### The task
Every line below should be copied exactly; drop the pictures.

(Dataset entries)
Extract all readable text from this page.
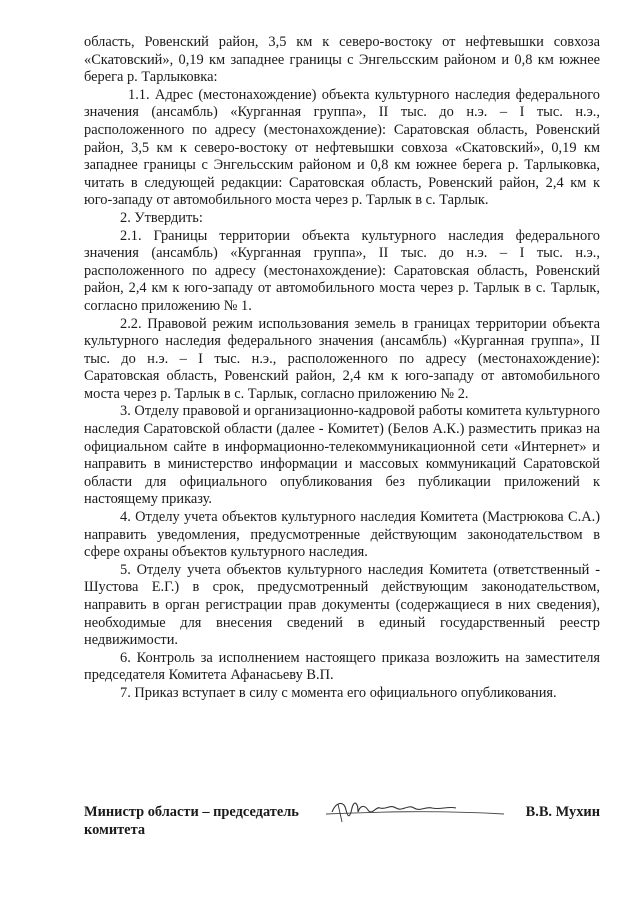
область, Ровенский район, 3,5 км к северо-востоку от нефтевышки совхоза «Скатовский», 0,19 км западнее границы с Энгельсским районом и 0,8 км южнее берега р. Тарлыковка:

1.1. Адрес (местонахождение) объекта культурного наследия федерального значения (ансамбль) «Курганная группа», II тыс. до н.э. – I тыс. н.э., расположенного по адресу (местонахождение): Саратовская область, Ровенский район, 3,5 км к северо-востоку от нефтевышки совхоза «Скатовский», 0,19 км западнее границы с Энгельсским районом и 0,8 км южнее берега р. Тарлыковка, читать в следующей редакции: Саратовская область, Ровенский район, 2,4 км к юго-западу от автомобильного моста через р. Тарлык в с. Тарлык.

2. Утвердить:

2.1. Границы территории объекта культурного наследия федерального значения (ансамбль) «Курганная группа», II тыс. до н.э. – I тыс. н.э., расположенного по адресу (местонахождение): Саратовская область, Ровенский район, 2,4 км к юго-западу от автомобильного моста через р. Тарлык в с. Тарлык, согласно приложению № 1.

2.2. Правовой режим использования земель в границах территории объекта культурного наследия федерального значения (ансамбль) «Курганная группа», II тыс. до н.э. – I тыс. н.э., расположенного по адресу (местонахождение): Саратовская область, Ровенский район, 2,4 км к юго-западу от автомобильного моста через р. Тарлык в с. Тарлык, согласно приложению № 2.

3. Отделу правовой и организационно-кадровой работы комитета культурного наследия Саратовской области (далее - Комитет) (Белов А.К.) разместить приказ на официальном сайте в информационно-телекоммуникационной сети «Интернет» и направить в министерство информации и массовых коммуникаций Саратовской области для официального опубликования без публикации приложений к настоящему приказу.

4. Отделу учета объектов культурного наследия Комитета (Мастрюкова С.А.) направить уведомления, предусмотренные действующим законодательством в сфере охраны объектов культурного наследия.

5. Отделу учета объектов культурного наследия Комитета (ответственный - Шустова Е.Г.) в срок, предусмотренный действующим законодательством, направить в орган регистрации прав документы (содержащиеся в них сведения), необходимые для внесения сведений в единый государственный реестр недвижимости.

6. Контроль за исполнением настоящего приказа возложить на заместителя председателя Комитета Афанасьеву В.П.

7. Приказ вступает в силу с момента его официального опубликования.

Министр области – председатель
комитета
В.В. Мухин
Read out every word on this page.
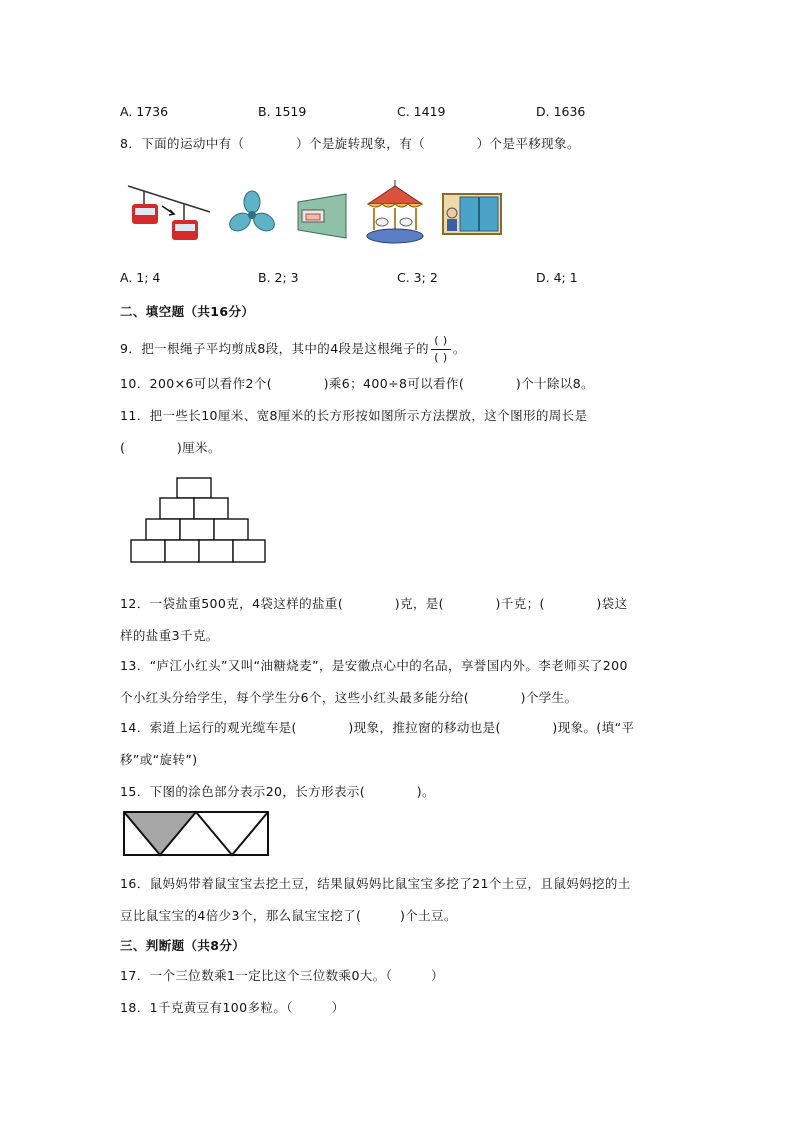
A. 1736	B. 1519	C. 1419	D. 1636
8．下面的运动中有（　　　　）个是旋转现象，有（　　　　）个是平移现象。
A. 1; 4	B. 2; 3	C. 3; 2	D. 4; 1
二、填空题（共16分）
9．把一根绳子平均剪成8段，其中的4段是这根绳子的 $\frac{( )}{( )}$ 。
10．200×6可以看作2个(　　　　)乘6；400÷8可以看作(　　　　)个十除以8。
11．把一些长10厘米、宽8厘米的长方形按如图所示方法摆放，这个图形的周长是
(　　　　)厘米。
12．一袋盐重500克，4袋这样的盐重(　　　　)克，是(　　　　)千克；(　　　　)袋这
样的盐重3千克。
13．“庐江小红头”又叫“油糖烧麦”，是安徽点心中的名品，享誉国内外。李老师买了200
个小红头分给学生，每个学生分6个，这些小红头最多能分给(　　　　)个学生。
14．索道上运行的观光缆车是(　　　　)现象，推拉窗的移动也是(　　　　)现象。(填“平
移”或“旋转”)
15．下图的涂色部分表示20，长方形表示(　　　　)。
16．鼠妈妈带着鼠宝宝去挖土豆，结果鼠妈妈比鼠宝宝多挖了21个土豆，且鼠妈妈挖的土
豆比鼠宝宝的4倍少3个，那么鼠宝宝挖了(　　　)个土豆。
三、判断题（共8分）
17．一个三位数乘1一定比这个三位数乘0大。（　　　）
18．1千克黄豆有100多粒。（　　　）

### Task response
Extract all readable text from this page.
область, Ровенский район, 3,5 км к северо-востоку от нефтевышки совхоза «Скатовский», 0,19 км западнее границы с Энгельсским районом и 0,8 км южнее берега р. Тарлыковка:

1.1. Адрес (местонахождение) объекта культурного наследия федерального значения (ансамбль) «Курганная группа», II тыс. до н.э. – I тыс. н.э., расположенного по адресу (местонахождение): Саратовская область, Ровенский район, 3,5 км к северо-востоку от нефтевышки совхоза «Скатовский», 0,19 км западнее границы с Энгельсским районом и 0,8 км южнее берега р. Тарлыковка, читать в следующей редакции: Саратовская область, Ровенский район, 2,4 км к юго-западу от автомобильного моста через р. Тарлык в с. Тарлык.

2. Утвердить:

2.1. Границы территории объекта культурного наследия федерального значения (ансамбль) «Курганная группа», II тыс. до н.э. – I тыс. н.э., расположенного по адресу (местонахождение): Саратовская область, Ровенский район, 2,4 км к юго-западу от автомобильного моста через р. Тарлык в с. Тарлык, согласно приложению № 1.

2.2. Правовой режим использования земель в границах территории объекта культурного наследия федерального значения (ансамбль) «Курганная группа», II тыс. до н.э. – I тыс. н.э., расположенного по адресу (местонахождение): Саратовская область, Ровенский район, 2,4 км к юго-западу от автомобильного моста через р. Тарлык в с. Тарлык, согласно приложению № 2.

3. Отделу правовой и организационно-кадровой работы комитета культурного наследия Саратовской области (далее - Комитет) (Белов А.К.) разместить приказ на официальном сайте в информационно-телекоммуникационной сети «Интернет» и направить в министерство информации и массовых коммуникаций Саратовской области для официального опубликования без публикации приложений к настоящему приказу.

4. Отделу учета объектов культурного наследия Комитета (Мастрюкова С.А.) направить уведомления, предусмотренные действующим законодательством в сфере охраны объектов культурного наследия.

5. Отделу учета объектов культурного наследия Комитета (ответственный - Шустова Е.Г.) в срок, предусмотренный действующим законодательством, направить в орган регистрации прав документы (содержащиеся в них сведения), необходимые для внесения сведений в единый государственный реестр недвижимости.

6. Контроль за исполнением настоящего приказа возложить на заместителя председателя Комитета Афанасьеву В.П.

7. Приказ вступает в силу с момента его официального опубликования.

Министр области – председатель
комитета
В.В. Мухин
Read out every word on this page.
A. 1736	B. 1519	C. 1419	D. 1636
8．下面的运动中有（　　　　）个是旋转现象，有（　　　　）个是平移现象。
A. 1; 4	B. 2; 3	C. 3; 2	D. 4; 1
二、填空题（共16分）
9．把一根绳子平均剪成8段，其中的4段是这根绳子的 $\frac{( )}{( )}$ 。
10．200×6可以看作2个(　　　　)乘6；400÷8可以看作(　　　　)个十除以8。
11．把一些长10厘米、宽8厘米的长方形按如图所示方法摆放，这个图形的周长是
(　　　　)厘米。
12．一袋盐重500克，4袋这样的盐重(　　　　)克，是(　　　　)千克；(　　　　)袋这
样的盐重3千克。
13．“庐江小红头”又叫“油糖烧麦”，是安徽点心中的名品，享誉国内外。李老师买了200
个小红头分给学生，每个学生分6个，这些小红头最多能分给(　　　　)个学生。
14．索道上运行的观光缆车是(　　　　)现象，推拉窗的移动也是(　　　　)现象。(填“平
移”或“旋转”)
15．下图的涂色部分表示20，长方形表示(　　　　)。
16．鼠妈妈带着鼠宝宝去挖土豆，结果鼠妈妈比鼠宝宝多挖了21个土豆，且鼠妈妈挖的土
豆比鼠宝宝的4倍少3个，那么鼠宝宝挖了(　　　)个土豆。
三、判断题（共8分）
17．一个三位数乘1一定比这个三位数乘0大。（　　　）
18．1千克黄豆有100多粒。（　　　）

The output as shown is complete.